## YOUR OBJECTIVE
Report only how many lines hold the word "жена".

## RECORDS SUPPLIED
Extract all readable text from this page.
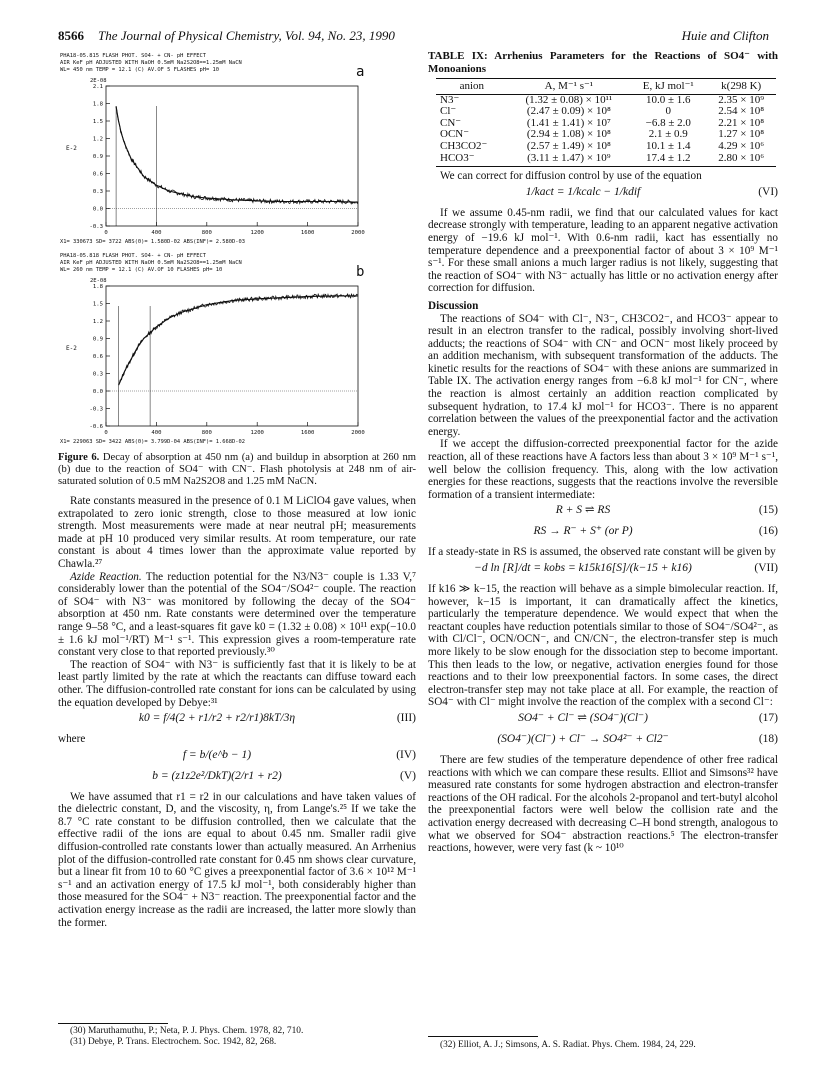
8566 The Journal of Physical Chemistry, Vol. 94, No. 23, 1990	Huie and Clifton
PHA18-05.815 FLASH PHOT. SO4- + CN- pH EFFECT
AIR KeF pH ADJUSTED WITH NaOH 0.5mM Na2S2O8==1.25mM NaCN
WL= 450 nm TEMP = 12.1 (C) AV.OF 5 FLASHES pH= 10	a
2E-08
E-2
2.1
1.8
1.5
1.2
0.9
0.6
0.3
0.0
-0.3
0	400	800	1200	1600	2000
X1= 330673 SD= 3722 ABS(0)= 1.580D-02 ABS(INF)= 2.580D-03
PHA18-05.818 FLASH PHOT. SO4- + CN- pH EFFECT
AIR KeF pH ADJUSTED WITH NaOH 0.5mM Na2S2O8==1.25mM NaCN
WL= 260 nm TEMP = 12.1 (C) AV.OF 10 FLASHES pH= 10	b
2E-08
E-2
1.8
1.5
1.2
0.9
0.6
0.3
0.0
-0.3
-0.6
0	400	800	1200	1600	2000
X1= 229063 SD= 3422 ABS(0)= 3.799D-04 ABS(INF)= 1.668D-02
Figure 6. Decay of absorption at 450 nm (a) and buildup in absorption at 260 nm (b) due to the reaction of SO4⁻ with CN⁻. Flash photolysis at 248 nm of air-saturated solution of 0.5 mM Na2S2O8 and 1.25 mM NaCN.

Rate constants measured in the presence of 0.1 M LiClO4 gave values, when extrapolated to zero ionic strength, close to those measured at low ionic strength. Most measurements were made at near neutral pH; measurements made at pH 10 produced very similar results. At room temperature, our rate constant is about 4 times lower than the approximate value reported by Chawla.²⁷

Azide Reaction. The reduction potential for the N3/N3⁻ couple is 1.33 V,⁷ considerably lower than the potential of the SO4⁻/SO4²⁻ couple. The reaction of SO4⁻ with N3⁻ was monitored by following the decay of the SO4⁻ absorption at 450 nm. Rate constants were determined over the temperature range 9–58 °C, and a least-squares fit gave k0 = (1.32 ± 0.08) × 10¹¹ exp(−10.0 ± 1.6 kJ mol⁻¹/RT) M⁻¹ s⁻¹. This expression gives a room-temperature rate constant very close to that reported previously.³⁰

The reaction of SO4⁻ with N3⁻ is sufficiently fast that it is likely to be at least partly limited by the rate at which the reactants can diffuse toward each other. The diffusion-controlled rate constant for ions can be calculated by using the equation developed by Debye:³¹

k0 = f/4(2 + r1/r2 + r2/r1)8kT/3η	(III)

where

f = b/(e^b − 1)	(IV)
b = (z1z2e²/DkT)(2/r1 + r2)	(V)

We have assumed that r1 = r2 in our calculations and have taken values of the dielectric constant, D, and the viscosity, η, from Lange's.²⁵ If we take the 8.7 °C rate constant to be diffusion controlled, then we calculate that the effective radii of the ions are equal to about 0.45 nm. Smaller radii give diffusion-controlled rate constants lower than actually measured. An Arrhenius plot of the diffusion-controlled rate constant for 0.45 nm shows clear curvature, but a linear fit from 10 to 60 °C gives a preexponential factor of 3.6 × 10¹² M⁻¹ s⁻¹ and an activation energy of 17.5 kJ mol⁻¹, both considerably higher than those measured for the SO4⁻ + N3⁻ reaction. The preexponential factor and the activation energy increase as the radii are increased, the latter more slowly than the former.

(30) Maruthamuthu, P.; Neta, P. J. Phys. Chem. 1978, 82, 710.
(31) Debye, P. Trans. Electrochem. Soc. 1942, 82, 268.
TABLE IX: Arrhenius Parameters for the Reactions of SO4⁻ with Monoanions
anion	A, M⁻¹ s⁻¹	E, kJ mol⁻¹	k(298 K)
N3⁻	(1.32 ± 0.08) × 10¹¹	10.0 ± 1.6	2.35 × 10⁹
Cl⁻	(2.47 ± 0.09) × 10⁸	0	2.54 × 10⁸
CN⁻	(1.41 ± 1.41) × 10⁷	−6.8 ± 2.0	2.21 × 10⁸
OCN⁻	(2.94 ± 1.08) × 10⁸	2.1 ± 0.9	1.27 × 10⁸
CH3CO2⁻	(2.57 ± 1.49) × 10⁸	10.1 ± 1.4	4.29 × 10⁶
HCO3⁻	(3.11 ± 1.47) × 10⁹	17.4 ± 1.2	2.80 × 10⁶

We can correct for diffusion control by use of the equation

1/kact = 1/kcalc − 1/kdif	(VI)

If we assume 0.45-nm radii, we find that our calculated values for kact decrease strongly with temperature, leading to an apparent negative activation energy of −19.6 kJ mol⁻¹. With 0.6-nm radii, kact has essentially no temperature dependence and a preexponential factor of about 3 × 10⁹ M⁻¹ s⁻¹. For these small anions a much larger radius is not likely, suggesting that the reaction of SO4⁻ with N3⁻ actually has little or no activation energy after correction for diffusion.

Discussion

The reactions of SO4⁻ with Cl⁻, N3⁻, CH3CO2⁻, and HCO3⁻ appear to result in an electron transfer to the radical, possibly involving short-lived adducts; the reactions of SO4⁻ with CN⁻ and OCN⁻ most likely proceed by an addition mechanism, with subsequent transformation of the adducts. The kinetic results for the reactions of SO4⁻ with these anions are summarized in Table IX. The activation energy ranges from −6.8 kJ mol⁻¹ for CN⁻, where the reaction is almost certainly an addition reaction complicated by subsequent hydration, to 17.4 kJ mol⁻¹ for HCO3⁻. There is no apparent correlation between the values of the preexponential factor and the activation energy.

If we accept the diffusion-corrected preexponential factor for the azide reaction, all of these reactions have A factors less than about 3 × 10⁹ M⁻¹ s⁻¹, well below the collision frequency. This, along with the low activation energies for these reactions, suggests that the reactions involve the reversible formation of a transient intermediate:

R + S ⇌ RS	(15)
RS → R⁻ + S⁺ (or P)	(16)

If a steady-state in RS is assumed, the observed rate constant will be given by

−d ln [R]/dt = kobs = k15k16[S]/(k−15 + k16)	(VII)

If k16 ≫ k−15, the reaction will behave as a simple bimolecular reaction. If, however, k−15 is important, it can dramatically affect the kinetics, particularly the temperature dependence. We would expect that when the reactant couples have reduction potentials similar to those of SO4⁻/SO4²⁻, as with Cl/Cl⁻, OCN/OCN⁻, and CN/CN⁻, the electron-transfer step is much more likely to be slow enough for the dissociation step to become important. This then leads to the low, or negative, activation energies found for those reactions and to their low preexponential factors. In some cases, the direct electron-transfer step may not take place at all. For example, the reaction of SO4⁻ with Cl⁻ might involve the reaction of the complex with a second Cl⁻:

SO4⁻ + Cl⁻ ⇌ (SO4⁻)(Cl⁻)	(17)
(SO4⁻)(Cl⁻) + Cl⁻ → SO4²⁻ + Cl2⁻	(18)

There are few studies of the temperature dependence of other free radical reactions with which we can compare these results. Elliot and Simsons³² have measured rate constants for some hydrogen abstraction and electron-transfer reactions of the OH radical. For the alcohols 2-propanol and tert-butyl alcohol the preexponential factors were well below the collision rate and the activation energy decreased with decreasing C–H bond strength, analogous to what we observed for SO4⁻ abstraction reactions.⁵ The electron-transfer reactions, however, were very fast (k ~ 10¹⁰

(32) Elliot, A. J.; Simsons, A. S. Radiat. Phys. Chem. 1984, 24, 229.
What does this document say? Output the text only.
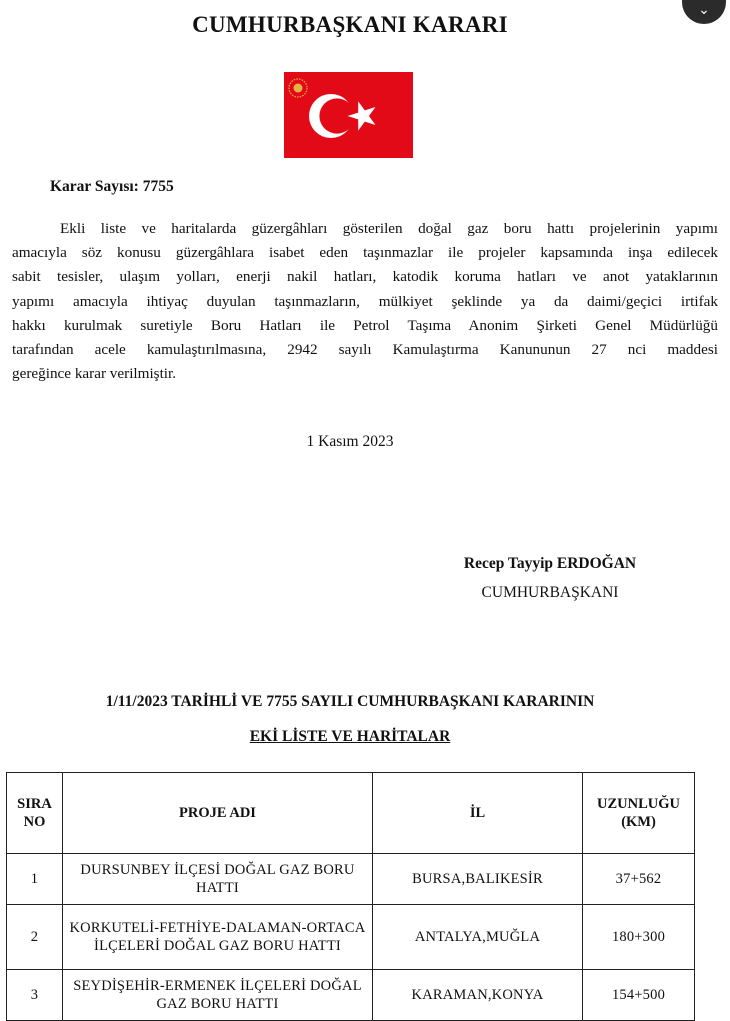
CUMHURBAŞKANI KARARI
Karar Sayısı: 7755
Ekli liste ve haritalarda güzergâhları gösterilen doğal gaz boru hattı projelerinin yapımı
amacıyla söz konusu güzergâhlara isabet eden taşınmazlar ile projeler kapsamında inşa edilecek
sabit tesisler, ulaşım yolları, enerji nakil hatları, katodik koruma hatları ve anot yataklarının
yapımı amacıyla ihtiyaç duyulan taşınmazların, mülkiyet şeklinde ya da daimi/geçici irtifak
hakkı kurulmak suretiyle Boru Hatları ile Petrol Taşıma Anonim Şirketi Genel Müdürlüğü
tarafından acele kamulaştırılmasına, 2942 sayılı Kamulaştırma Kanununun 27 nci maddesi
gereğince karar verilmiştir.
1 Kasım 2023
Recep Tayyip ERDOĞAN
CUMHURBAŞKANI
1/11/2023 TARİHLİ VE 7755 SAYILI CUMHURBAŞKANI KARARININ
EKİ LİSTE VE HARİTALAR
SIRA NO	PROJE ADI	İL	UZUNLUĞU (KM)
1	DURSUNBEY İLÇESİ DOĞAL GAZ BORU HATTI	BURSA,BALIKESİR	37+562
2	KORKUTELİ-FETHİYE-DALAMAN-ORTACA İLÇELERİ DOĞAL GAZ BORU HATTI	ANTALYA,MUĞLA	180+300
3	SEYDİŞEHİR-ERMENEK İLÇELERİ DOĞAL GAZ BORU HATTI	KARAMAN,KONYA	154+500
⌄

---

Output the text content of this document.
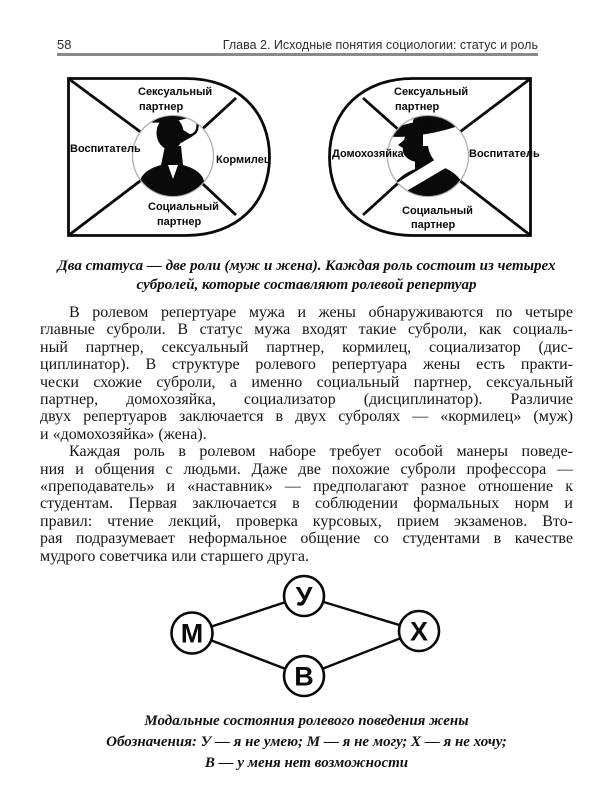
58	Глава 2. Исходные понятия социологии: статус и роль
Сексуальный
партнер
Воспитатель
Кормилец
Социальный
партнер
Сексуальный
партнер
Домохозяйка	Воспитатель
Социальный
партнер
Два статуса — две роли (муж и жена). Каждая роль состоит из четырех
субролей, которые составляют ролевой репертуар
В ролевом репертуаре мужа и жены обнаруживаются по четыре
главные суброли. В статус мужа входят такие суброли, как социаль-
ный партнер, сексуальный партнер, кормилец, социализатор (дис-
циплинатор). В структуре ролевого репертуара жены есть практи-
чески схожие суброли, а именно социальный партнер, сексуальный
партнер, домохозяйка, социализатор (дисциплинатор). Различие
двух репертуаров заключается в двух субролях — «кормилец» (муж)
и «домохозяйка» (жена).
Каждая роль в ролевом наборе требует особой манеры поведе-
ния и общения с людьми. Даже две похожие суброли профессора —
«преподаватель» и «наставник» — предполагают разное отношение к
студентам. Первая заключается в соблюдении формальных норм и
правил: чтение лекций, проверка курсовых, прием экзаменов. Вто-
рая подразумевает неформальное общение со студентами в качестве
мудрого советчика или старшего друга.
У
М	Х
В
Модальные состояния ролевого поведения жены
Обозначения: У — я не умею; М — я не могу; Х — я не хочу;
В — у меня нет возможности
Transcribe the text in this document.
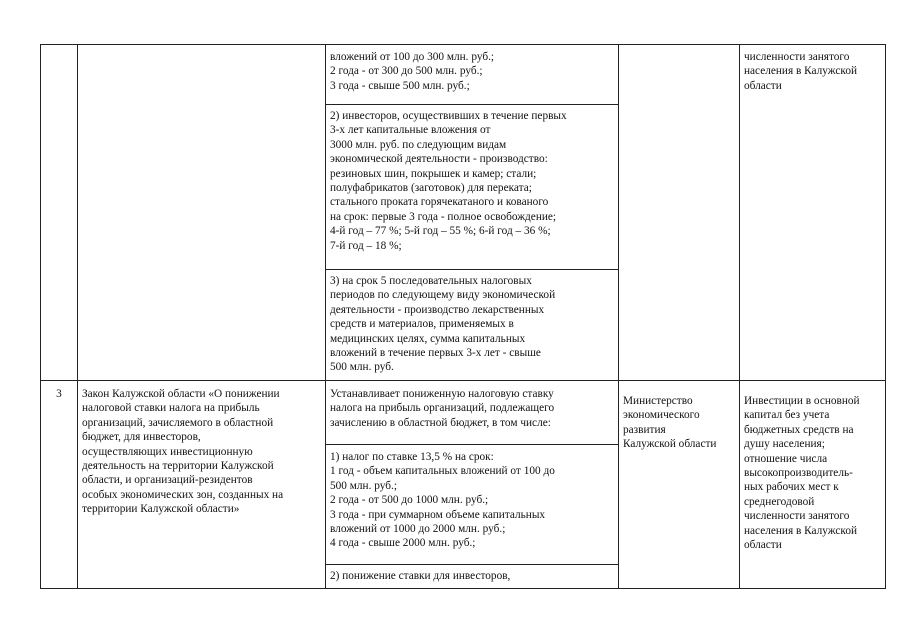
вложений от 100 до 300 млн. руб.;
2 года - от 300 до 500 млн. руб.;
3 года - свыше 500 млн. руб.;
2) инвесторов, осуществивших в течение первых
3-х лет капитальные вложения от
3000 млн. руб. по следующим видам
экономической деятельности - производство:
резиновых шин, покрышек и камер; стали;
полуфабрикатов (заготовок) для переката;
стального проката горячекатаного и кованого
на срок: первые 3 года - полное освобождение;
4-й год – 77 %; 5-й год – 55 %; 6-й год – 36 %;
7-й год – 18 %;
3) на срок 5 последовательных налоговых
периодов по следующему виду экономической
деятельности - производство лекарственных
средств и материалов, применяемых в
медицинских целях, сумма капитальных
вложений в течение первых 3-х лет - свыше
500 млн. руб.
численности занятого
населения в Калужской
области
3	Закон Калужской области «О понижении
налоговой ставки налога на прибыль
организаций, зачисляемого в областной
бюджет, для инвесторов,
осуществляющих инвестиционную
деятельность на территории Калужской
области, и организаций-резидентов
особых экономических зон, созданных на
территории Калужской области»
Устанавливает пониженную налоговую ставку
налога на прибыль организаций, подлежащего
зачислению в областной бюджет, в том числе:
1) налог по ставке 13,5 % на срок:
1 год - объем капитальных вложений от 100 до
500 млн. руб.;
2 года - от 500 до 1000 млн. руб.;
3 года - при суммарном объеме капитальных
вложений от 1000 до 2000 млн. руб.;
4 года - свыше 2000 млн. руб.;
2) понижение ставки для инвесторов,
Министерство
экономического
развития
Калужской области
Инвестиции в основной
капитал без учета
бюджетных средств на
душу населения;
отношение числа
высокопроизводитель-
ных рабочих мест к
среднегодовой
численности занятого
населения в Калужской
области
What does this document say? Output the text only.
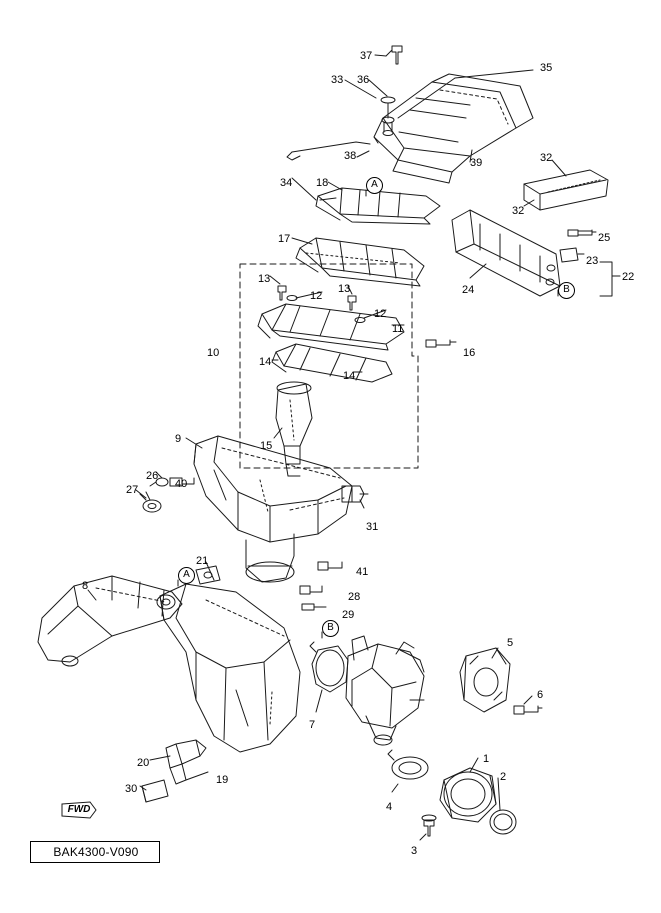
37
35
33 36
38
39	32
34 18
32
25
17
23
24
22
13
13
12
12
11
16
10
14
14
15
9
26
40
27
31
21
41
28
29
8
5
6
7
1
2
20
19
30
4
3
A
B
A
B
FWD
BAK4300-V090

* * *

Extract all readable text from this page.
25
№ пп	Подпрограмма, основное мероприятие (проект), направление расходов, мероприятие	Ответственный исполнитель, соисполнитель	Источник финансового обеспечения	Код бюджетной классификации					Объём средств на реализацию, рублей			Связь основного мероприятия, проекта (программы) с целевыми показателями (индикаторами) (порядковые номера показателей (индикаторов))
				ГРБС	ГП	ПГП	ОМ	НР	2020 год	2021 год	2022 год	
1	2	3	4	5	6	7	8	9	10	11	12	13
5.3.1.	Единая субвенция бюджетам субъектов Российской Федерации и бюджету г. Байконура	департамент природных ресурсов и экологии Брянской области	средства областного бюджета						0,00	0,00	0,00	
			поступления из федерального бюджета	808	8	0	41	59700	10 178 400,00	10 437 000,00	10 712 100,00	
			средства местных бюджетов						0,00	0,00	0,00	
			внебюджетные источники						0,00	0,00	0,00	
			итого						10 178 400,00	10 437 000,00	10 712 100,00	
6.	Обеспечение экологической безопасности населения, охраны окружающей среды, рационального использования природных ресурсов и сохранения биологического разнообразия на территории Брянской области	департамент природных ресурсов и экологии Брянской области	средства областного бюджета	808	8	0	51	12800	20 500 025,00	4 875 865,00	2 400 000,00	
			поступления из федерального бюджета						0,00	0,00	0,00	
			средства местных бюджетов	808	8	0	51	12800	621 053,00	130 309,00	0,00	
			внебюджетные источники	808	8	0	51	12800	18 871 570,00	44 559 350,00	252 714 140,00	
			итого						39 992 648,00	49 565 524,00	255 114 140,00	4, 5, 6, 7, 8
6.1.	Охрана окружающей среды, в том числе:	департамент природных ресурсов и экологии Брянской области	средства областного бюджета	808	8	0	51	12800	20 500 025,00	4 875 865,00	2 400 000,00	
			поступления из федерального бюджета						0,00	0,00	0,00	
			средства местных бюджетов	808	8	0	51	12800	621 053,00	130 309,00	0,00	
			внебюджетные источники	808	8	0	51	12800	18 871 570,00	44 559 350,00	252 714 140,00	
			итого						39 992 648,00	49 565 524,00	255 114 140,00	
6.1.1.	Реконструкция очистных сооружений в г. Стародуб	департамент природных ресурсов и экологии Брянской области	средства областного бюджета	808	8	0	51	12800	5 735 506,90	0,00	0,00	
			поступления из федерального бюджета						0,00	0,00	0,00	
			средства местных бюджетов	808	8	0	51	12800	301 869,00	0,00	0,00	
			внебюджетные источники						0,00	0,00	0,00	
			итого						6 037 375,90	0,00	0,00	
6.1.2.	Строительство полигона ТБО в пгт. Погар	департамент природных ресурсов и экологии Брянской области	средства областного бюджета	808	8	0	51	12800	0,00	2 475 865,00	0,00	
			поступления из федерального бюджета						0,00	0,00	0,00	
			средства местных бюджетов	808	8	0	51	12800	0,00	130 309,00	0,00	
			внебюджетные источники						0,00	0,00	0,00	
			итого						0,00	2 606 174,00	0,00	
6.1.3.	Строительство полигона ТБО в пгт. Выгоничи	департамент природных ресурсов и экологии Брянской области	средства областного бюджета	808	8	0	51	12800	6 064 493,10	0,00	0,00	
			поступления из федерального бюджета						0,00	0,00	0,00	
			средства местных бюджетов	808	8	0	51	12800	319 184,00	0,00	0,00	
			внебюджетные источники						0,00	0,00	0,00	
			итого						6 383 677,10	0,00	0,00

## TASK RESULT
2